§ **Brief**: Identify each line below containing the string "характеристики" and copy it.

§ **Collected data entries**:

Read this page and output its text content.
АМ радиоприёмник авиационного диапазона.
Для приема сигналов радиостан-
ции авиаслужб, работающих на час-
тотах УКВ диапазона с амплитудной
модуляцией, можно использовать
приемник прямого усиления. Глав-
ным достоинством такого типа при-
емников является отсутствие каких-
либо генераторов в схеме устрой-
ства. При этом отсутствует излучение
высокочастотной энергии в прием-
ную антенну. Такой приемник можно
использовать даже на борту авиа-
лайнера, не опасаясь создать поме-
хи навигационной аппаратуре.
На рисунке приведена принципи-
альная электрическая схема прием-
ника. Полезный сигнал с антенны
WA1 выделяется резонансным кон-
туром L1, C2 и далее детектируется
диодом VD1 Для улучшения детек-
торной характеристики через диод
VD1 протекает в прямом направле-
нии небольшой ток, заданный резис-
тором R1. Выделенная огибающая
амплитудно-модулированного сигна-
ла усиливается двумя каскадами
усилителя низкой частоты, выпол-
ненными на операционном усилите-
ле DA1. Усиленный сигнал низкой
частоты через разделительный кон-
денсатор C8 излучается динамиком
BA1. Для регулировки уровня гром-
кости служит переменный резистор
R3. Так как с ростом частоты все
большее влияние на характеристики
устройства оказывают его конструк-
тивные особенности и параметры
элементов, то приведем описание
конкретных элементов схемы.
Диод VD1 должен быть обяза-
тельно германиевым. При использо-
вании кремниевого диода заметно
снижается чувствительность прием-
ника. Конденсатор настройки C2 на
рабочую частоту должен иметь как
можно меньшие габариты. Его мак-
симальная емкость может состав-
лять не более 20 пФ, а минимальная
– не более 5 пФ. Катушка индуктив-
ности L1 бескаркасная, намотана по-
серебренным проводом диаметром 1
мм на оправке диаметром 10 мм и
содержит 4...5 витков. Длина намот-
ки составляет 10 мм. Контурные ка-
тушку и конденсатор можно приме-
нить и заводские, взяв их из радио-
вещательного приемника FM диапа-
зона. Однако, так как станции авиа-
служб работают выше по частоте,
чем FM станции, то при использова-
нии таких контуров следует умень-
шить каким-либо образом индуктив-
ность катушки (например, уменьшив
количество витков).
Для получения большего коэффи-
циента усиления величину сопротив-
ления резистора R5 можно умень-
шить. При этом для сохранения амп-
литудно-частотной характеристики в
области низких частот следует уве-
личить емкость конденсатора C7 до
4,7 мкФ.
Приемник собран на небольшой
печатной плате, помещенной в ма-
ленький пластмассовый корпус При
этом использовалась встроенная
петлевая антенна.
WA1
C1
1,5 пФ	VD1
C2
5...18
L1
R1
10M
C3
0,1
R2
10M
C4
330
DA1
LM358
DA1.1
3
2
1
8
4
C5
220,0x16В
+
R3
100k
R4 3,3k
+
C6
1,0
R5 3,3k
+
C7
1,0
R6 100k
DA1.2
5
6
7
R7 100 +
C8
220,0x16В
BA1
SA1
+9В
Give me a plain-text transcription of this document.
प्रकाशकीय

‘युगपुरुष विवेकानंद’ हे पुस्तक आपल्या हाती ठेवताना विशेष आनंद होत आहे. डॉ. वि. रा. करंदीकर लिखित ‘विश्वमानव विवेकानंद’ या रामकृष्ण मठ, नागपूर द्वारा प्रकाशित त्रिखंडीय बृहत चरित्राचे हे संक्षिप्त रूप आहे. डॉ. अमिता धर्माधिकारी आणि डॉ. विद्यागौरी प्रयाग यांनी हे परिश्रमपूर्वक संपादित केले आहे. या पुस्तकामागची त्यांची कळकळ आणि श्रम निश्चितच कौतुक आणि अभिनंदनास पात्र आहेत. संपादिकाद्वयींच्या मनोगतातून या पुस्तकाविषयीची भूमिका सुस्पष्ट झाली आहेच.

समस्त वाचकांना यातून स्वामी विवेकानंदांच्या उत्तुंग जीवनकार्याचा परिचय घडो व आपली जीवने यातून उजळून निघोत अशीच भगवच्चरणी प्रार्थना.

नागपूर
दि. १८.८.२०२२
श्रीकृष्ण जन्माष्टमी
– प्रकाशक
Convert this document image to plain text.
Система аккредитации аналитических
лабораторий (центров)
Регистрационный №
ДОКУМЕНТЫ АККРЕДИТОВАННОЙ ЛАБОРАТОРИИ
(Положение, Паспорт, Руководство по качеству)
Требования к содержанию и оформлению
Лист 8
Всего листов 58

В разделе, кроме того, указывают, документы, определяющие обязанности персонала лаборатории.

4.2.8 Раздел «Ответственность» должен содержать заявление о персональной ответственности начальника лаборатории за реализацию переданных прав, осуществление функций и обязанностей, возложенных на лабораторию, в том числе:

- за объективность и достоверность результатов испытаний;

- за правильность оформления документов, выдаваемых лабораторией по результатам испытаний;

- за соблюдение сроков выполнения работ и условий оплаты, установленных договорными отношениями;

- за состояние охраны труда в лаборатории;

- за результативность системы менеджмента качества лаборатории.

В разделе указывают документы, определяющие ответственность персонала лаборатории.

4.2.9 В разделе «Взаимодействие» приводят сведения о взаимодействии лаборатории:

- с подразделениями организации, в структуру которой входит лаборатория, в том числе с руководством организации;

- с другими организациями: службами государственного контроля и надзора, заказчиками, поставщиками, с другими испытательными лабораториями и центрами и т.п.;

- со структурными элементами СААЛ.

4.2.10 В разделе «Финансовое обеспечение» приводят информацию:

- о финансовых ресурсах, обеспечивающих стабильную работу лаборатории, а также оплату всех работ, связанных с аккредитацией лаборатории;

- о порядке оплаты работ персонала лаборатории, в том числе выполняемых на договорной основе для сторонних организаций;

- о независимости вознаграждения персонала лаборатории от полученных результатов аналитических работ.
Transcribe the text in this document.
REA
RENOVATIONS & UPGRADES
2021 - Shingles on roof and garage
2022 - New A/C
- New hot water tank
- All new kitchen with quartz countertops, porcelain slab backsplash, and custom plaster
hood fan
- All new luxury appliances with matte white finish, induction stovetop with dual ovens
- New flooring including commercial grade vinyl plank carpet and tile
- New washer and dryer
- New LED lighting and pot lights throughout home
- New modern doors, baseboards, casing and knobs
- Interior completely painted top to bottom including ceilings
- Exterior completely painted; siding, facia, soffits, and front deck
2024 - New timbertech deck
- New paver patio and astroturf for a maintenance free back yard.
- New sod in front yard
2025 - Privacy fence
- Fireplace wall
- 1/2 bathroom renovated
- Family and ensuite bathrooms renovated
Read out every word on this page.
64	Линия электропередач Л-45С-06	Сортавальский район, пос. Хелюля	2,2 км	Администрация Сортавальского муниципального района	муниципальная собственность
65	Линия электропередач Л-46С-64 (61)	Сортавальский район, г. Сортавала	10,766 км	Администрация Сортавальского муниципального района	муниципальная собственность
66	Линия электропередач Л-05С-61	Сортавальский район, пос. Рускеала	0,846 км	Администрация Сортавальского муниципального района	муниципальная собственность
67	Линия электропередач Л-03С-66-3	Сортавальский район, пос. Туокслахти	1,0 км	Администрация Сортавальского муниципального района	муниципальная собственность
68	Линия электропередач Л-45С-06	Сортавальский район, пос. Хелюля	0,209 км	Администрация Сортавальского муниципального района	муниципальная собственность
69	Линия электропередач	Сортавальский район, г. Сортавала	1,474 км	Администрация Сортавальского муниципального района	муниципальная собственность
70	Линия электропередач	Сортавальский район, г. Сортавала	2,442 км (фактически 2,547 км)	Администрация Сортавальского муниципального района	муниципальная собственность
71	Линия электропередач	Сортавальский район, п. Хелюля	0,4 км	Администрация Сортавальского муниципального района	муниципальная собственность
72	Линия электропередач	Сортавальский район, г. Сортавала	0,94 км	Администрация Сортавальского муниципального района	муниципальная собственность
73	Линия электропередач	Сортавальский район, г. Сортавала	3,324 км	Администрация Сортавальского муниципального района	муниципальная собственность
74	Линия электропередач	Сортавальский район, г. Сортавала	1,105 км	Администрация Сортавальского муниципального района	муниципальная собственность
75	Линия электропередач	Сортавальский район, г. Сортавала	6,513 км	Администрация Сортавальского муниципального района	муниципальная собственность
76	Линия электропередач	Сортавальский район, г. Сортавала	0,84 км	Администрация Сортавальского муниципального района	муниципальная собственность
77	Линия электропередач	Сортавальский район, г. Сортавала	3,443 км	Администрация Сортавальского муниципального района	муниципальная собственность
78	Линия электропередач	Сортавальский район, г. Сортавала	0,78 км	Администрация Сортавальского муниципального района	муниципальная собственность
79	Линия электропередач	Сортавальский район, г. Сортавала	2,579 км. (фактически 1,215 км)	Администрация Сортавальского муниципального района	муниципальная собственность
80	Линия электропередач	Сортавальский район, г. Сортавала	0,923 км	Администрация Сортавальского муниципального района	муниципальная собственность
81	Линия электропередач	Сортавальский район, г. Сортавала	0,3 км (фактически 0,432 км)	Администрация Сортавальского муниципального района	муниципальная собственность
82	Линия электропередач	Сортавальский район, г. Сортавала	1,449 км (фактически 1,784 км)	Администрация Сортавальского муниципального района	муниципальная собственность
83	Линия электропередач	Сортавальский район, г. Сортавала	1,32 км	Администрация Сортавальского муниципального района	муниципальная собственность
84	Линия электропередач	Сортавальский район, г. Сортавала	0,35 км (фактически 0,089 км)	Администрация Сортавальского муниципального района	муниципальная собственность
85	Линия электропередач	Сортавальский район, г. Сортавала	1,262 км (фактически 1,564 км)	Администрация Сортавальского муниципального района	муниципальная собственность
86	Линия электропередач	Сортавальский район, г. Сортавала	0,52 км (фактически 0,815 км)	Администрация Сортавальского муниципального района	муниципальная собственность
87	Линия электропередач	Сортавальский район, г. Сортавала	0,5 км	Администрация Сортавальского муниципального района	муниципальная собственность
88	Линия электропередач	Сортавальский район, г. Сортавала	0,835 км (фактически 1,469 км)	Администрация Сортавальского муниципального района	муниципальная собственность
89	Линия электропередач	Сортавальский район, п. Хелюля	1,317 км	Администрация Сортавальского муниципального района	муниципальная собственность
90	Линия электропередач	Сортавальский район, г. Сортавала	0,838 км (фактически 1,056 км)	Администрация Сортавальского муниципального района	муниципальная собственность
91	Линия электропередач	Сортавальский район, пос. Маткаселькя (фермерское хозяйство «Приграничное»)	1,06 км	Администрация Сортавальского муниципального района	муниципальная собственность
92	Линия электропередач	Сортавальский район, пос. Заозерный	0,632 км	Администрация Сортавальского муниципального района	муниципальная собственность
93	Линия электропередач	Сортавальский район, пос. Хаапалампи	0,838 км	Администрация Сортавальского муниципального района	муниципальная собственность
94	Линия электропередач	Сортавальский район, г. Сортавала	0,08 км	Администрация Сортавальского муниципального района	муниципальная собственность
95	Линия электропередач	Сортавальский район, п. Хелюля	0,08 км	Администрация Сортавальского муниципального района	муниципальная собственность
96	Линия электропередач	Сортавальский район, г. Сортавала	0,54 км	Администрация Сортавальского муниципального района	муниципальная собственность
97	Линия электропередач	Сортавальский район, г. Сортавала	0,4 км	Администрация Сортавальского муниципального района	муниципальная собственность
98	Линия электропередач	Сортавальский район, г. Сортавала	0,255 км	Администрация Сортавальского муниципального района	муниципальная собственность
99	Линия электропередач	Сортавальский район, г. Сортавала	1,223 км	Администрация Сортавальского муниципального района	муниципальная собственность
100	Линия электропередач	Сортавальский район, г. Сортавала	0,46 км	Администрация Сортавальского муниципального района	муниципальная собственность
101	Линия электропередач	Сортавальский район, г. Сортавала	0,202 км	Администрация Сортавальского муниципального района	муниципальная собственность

§ **Exercise answer**:
торной характеристики через диод
большее влияние на характеристики
литудно-частотной характеристики в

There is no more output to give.